▸ **Your goal**: Exactly reproduce each line of the listing that follows.

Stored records

-=-=-=-=-

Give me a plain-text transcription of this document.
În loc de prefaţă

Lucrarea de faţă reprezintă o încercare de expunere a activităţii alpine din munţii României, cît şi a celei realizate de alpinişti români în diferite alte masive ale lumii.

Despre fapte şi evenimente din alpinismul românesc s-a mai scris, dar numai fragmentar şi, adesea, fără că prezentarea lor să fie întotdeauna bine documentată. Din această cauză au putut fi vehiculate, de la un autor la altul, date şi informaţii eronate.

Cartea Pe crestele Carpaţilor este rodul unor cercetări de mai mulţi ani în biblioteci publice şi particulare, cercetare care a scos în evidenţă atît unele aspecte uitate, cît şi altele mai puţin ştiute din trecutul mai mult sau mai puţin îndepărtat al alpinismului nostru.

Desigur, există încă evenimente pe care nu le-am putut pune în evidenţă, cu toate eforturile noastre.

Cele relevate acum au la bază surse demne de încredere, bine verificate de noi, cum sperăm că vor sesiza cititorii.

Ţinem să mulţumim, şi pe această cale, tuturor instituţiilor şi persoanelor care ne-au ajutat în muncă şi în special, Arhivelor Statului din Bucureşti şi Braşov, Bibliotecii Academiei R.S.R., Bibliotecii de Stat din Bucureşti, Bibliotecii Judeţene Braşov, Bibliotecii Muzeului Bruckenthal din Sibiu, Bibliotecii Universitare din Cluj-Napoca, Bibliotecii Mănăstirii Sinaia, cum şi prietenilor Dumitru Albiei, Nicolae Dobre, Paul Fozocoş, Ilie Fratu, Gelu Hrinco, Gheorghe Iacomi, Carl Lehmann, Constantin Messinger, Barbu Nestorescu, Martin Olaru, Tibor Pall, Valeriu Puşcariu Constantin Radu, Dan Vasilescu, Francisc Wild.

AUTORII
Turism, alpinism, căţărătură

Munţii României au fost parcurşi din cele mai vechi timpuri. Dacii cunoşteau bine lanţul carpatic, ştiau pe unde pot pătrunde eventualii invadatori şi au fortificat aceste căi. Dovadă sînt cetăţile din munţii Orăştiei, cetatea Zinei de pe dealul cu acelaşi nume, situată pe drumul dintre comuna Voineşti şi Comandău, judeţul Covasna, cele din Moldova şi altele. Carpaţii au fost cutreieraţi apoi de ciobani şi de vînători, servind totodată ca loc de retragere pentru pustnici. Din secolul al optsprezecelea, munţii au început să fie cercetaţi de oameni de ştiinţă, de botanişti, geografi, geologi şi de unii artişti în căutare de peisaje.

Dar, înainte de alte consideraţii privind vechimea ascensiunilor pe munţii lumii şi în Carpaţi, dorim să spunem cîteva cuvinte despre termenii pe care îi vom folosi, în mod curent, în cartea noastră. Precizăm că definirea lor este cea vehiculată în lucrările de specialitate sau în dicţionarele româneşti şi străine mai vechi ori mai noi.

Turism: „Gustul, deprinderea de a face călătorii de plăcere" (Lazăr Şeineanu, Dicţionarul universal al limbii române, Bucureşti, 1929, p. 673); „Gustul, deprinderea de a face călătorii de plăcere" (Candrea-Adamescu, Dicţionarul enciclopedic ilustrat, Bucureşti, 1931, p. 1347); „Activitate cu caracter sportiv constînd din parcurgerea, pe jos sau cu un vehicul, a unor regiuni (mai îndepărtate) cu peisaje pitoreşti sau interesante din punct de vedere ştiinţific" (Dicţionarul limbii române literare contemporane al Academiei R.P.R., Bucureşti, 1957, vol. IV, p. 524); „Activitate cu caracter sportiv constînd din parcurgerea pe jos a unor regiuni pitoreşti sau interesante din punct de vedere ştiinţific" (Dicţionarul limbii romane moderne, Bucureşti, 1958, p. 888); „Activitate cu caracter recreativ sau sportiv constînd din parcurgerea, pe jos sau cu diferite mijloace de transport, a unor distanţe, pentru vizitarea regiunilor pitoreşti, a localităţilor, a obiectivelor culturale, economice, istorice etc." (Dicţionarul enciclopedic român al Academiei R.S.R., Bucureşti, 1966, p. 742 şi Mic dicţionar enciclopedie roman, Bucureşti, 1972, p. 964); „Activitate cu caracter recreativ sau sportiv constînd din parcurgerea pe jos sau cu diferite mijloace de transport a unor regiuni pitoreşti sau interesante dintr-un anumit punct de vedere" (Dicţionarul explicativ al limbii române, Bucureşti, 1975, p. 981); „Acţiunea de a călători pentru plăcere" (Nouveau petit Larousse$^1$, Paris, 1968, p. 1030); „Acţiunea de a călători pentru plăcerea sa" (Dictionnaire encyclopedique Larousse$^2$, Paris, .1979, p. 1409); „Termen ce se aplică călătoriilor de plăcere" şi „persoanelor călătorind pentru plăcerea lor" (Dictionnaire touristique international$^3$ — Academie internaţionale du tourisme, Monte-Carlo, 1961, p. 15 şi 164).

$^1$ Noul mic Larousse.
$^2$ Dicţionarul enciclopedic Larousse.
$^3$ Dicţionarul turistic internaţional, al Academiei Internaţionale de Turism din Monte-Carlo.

-=-=-=-=-

▸ **Reply**:
Give me a plain-text transcription of this document.
În loc de prefaţă

Lucrarea de faţă reprezintă o încercare de expunere a activităţii alpine din munţii României, cît şi a celei realizate de alpinişti români în diferite alte masive ale lumii.

Despre fapte şi evenimente din alpinismul românesc s-a mai scris, dar numai fragmentar şi, adesea, fără că prezentarea lor să fie întotdeauna bine documentată. Din această cauză au putut fi vehiculate, de la un autor la altul, date şi informaţii eronate.

Cartea Pe crestele Carpaţilor este rodul unor cercetări de mai mulţi ani în biblioteci publice şi particulare, cercetare care a scos în evidenţă atît unele aspecte uitate, cît şi altele mai puţin ştiute din trecutul mai mult sau mai puţin îndepărtat al alpinismului nostru.

Desigur, există încă evenimente pe care nu le-am putut pune în evidenţă, cu toate eforturile noastre.

Cele relevate acum au la bază surse demne de încredere, bine verificate de noi, cum sperăm că vor sesiza cititorii.

Ţinem să mulţumim, şi pe această cale, tuturor instituţiilor şi persoanelor care ne-au ajutat în muncă şi în special, Arhivelor Statului din Bucureşti şi Braşov, Bibliotecii Academiei R.S.R., Bibliotecii de Stat din Bucureşti, Bibliotecii Judeţene Braşov, Bibliotecii Muzeului Bruckenthal din Sibiu, Bibliotecii Universitare din Cluj-Napoca, Bibliotecii Mănăstirii Sinaia, cum şi prietenilor Dumitru Albiei, Nicolae Dobre, Paul Fozocoş, Ilie Fratu, Gelu Hrinco, Gheorghe Iacomi, Carl Lehmann, Constantin Messinger, Barbu Nestorescu, Martin Olaru, Tibor Pall, Valeriu Puşcariu Constantin Radu, Dan Vasilescu, Francisc Wild.

AUTORII
Turism, alpinism, căţărătură

Munţii României au fost parcurşi din cele mai vechi timpuri. Dacii cunoşteau bine lanţul carpatic, ştiau pe unde pot pătrunde eventualii invadatori şi au fortificat aceste căi. Dovadă sînt cetăţile din munţii Orăştiei, cetatea Zinei de pe dealul cu acelaşi nume, situată pe drumul dintre comuna Voineşti şi Comandău, judeţul Covasna, cele din Moldova şi altele. Carpaţii au fost cutreieraţi apoi de ciobani şi de vînători, servind totodată ca loc de retragere pentru pustnici. Din secolul al optsprezecelea, munţii au început să fie cercetaţi de oameni de ştiinţă, de botanişti, geografi, geologi şi de unii artişti în căutare de peisaje.

Dar, înainte de alte consideraţii privind vechimea ascensiunilor pe munţii lumii şi în Carpaţi, dorim să spunem cîteva cuvinte despre termenii pe care îi vom folosi, în mod curent, în cartea noastră. Precizăm că definirea lor este cea vehiculată în lucrările de specialitate sau în dicţionarele româneşti şi străine mai vechi ori mai noi.

Turism: „Gustul, deprinderea de a face călătorii de plăcere" (Lazăr Şeineanu, Dicţionarul universal al limbii române, Bucureşti, 1929, p. 673); „Gustul, deprinderea de a face călătorii de plăcere" (Candrea-Adamescu, Dicţionarul enciclopedic ilustrat, Bucureşti, 1931, p. 1347); „Activitate cu caracter sportiv constînd din parcurgerea, pe jos sau cu un vehicul, a unor regiuni (mai îndepărtate) cu peisaje pitoreşti sau interesante din punct de vedere ştiinţific" (Dicţionarul limbii române literare contemporane al Academiei R.P.R., Bucureşti, 1957, vol. IV, p. 524); „Activitate cu caracter sportiv constînd din parcurgerea pe jos a unor regiuni pitoreşti sau interesante din punct de vedere ştiinţific" (Dicţionarul limbii romane moderne, Bucureşti, 1958, p. 888); „Activitate cu caracter recreativ sau sportiv constînd din parcurgerea, pe jos sau cu diferite mijloace de transport, a unor distanţe, pentru vizitarea regiunilor pitoreşti, a localităţilor, a obiectivelor culturale, economice, istorice etc." (Dicţionarul enciclopedic român al Academiei R.S.R., Bucureşti, 1966, p. 742 şi Mic dicţionar enciclopedie roman, Bucureşti, 1972, p. 964); „Activitate cu caracter recreativ sau sportiv constînd din parcurgerea pe jos sau cu diferite mijloace de transport a unor regiuni pitoreşti sau interesante dintr-un anumit punct de vedere" (Dicţionarul explicativ al limbii române, Bucureşti, 1975, p. 981); „Acţiunea de a călători pentru plăcere" (Nouveau petit Larousse$^1$, Paris, 1968, p. 1030); „Acţiunea de a călători pentru plăcerea sa" (Dictionnaire encyclopedique Larousse$^2$, Paris, .1979, p. 1409); „Termen ce se aplică călătoriilor de plăcere" şi „persoanelor călătorind pentru plăcerea lor" (Dictionnaire touristique international$^3$ — Academie internaţionale du tourisme, Monte-Carlo, 1961, p. 15 şi 164).

$^1$ Noul mic Larousse.
$^2$ Dicţionarul enciclopedic Larousse.
$^3$ Dicţionarul turistic internaţional, al Academiei Internaţionale de Turism din Monte-Carlo.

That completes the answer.